### THE PROBLEM
Below are records. Copy every line with "OneNote" in it.

- - -

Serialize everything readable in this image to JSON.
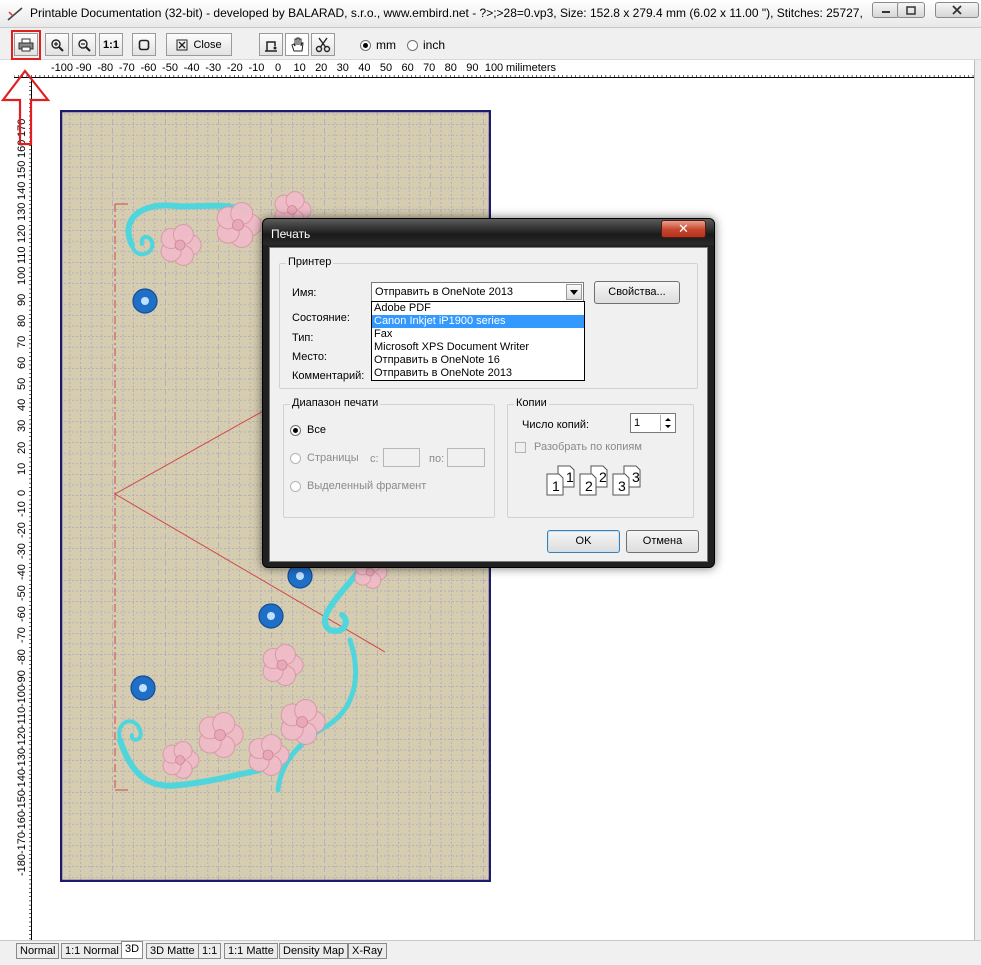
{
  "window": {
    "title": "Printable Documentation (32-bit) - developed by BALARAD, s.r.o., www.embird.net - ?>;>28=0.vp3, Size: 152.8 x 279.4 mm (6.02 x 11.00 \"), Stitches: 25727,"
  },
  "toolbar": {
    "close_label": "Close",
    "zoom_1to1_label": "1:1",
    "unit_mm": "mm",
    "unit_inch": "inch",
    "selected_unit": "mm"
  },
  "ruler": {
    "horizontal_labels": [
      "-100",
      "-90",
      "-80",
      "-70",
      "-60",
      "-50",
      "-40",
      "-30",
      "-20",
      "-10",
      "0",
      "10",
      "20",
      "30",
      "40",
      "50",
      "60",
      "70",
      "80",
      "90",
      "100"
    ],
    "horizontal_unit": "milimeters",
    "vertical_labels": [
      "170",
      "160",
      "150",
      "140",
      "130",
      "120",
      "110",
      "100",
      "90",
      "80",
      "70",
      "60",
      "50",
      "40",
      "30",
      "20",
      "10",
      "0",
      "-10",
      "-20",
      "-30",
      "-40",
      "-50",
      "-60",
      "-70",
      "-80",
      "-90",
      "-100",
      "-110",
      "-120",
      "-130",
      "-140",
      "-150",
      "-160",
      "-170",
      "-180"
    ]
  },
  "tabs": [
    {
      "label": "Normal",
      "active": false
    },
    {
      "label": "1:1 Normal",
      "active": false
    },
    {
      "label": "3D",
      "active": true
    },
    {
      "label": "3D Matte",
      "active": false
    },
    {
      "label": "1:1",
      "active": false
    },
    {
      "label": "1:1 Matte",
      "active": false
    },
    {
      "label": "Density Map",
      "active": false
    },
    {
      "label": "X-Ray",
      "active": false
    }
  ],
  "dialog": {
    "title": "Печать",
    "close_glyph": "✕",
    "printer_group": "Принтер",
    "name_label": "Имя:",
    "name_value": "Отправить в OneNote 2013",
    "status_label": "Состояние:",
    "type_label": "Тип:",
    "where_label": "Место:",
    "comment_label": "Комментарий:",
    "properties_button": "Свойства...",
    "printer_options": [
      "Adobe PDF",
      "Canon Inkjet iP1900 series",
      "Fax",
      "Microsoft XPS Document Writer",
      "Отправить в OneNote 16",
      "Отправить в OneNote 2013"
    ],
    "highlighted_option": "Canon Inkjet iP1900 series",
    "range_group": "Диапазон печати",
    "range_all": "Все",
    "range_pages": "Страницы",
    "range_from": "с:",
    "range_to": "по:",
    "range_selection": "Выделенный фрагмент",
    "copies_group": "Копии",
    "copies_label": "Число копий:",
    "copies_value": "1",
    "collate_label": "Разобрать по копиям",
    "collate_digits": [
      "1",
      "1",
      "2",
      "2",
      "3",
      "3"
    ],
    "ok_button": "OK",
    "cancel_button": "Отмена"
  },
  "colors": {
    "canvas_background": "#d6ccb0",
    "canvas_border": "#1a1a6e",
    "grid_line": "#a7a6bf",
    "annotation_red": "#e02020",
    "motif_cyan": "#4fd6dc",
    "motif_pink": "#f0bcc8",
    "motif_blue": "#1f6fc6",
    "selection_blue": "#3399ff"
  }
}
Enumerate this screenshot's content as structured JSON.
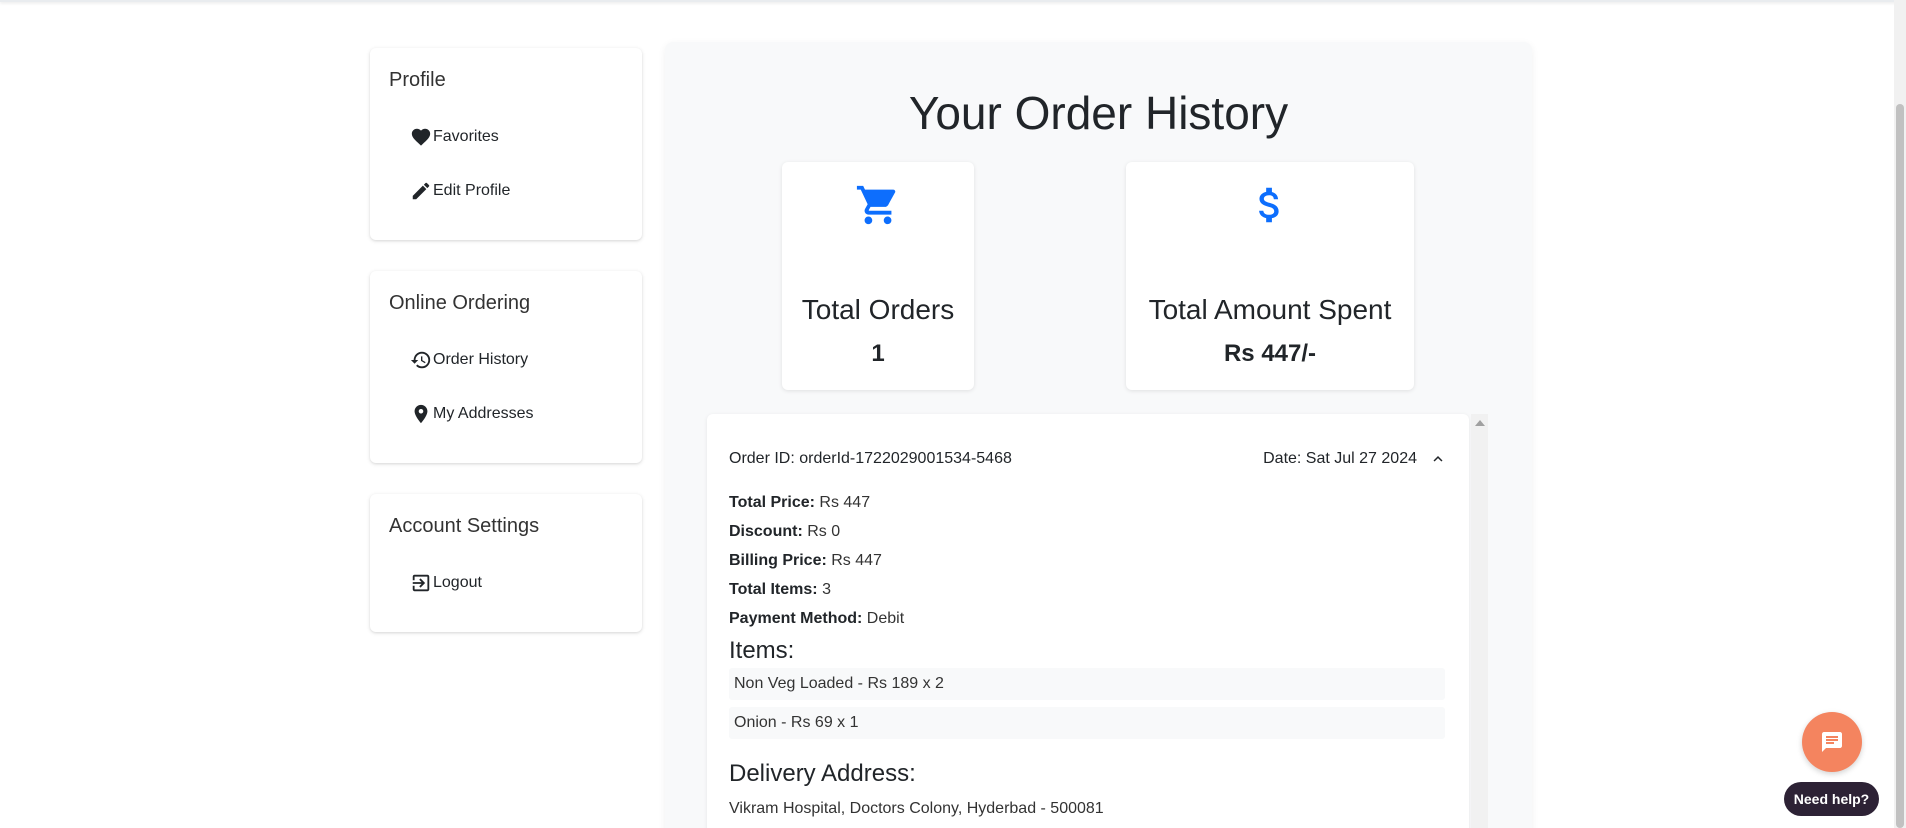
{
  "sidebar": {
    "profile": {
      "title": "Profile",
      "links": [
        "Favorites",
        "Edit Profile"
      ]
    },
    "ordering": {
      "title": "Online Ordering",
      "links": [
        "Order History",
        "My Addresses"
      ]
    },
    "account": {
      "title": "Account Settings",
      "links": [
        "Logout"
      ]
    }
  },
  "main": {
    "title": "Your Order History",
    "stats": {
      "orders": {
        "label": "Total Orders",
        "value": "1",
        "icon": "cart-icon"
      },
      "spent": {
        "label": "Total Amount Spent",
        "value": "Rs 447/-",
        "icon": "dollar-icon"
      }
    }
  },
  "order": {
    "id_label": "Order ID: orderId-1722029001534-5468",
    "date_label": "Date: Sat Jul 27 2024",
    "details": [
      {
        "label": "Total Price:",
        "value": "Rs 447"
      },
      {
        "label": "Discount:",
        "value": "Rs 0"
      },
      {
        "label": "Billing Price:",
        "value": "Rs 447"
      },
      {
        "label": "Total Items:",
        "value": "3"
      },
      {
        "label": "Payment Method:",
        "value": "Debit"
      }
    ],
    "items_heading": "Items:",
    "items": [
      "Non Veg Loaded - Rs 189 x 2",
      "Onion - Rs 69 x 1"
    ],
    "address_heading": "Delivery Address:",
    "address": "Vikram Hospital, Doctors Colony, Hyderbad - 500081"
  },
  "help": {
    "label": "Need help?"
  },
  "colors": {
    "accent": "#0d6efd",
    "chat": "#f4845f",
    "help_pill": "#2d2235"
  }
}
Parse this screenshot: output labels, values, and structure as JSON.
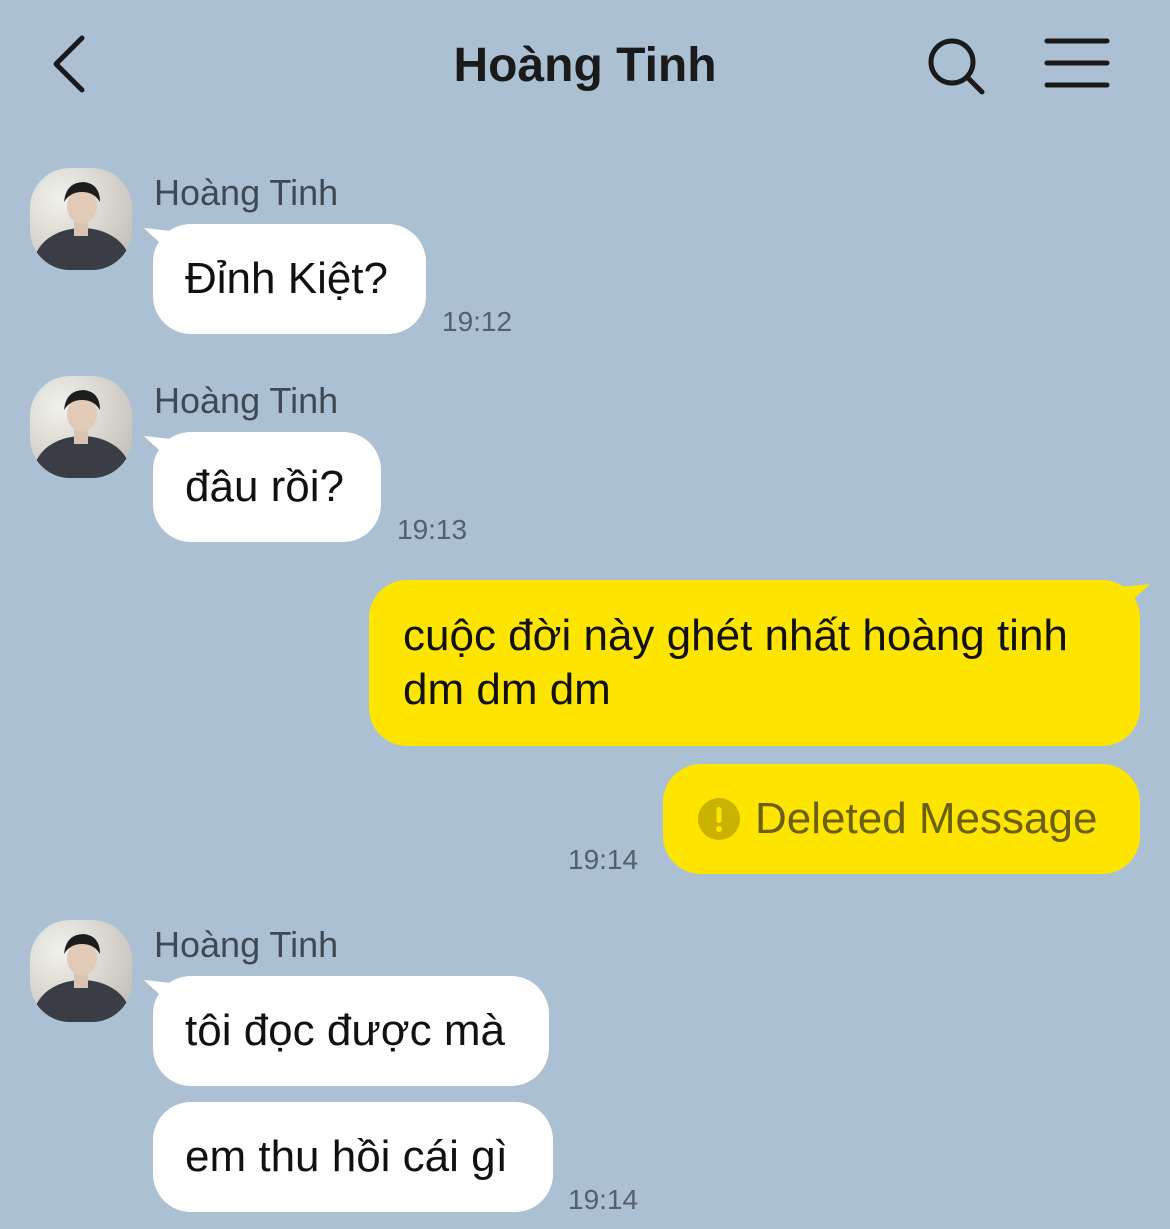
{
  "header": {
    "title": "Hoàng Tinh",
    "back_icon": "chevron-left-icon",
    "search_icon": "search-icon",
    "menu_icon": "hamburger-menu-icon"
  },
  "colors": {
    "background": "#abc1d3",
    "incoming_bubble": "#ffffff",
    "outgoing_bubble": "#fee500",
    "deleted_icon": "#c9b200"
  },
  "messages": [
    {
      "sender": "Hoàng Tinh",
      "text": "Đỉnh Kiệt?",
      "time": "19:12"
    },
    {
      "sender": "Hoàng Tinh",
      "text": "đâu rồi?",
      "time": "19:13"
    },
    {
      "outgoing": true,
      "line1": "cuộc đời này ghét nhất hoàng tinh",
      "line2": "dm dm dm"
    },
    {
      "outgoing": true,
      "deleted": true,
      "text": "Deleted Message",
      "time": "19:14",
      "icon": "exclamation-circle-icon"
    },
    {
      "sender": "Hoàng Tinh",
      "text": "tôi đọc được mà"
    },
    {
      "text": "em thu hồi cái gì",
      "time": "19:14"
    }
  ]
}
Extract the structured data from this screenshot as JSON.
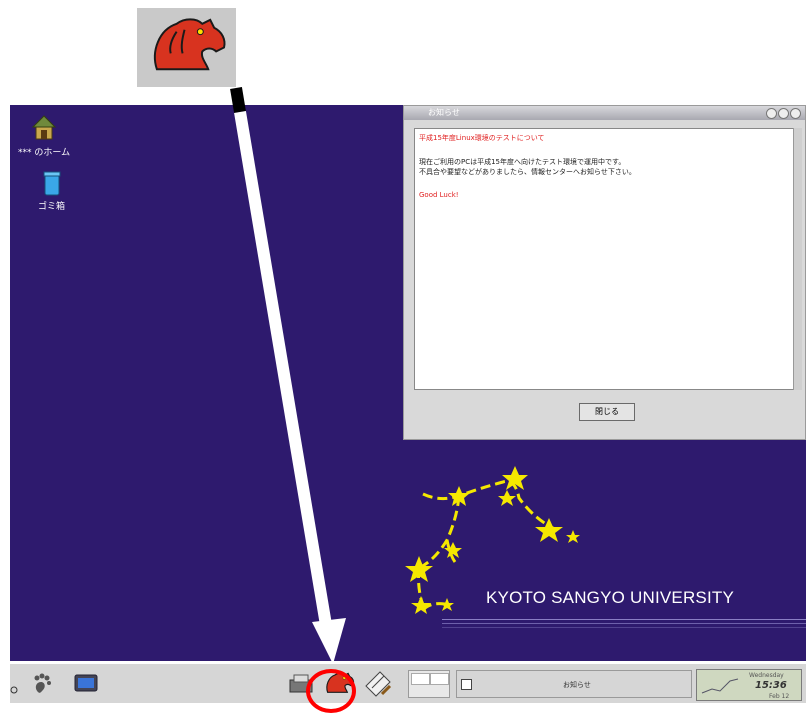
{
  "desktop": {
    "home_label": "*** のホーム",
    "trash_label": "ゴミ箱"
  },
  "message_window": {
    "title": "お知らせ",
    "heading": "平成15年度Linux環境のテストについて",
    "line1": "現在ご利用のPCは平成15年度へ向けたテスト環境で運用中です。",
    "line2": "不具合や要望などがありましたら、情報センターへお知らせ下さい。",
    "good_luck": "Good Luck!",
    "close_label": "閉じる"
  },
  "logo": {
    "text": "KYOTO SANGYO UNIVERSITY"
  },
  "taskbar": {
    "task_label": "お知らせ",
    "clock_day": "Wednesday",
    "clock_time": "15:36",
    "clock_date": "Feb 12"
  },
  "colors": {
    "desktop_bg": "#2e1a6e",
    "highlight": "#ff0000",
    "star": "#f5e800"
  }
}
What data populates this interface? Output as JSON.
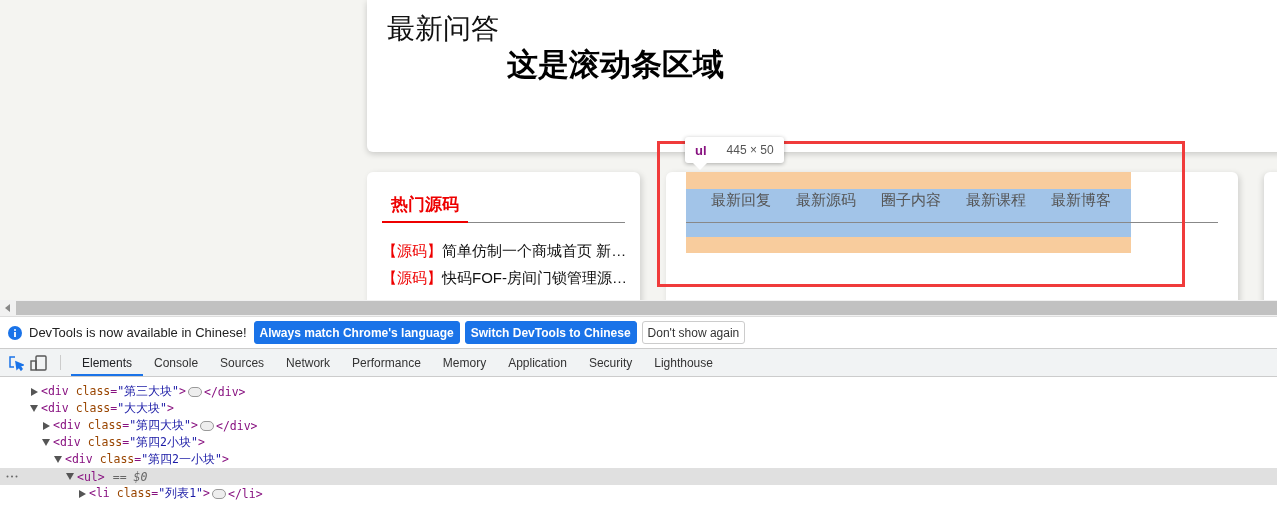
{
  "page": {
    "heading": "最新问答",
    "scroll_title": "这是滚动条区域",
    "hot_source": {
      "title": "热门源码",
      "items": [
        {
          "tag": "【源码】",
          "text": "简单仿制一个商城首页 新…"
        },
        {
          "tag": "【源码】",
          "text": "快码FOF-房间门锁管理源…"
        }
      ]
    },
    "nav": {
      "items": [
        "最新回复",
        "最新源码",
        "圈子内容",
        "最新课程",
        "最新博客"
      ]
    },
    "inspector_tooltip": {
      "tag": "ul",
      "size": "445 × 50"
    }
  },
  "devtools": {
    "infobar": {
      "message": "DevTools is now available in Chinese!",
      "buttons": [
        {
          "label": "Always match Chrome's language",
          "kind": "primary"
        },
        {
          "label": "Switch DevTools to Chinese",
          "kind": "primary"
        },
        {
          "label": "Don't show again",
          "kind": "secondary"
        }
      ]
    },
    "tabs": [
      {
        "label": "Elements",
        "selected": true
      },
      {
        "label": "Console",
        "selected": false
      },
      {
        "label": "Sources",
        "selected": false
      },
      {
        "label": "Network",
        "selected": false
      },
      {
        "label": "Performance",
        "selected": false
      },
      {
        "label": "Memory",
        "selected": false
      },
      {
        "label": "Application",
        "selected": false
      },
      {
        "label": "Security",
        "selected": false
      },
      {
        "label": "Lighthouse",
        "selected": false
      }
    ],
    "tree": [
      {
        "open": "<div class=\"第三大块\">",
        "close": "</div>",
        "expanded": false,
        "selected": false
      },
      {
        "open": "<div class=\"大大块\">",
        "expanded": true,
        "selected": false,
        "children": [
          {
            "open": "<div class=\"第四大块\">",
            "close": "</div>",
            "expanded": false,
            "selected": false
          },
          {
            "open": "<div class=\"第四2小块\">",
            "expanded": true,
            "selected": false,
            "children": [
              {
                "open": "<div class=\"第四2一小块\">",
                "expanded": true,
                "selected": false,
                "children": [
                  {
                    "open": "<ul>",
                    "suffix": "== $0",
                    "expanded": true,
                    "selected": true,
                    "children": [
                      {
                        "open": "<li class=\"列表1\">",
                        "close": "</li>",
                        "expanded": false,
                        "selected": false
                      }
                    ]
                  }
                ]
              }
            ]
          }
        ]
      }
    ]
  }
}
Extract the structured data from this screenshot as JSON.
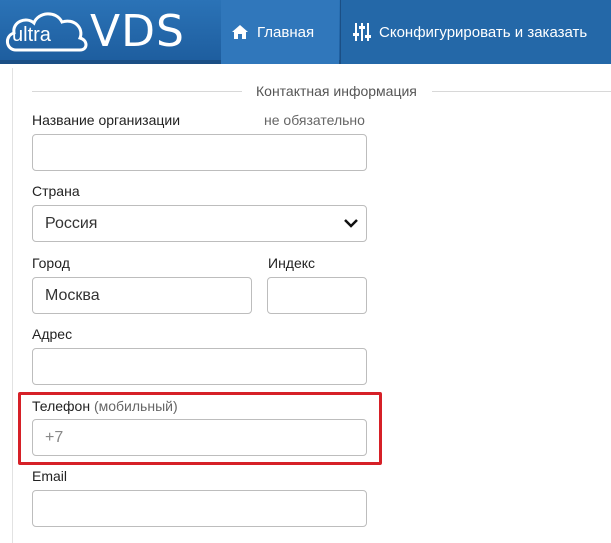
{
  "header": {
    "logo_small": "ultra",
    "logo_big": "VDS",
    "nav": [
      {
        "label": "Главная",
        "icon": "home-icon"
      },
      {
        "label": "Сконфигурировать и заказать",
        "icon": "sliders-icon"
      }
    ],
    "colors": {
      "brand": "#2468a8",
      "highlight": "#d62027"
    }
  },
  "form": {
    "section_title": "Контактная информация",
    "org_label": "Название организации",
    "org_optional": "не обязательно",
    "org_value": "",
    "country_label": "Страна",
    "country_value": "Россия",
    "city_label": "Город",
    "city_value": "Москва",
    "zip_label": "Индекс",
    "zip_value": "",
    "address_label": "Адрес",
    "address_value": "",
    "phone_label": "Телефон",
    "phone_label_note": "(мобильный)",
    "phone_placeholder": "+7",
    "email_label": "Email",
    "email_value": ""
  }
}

- - -

### CORRECT RESPONSE
    "name_value": "Отправить в OneNote 2013",
      "Отправить в OneNote 16",
      "Отправить в OneNote 2013"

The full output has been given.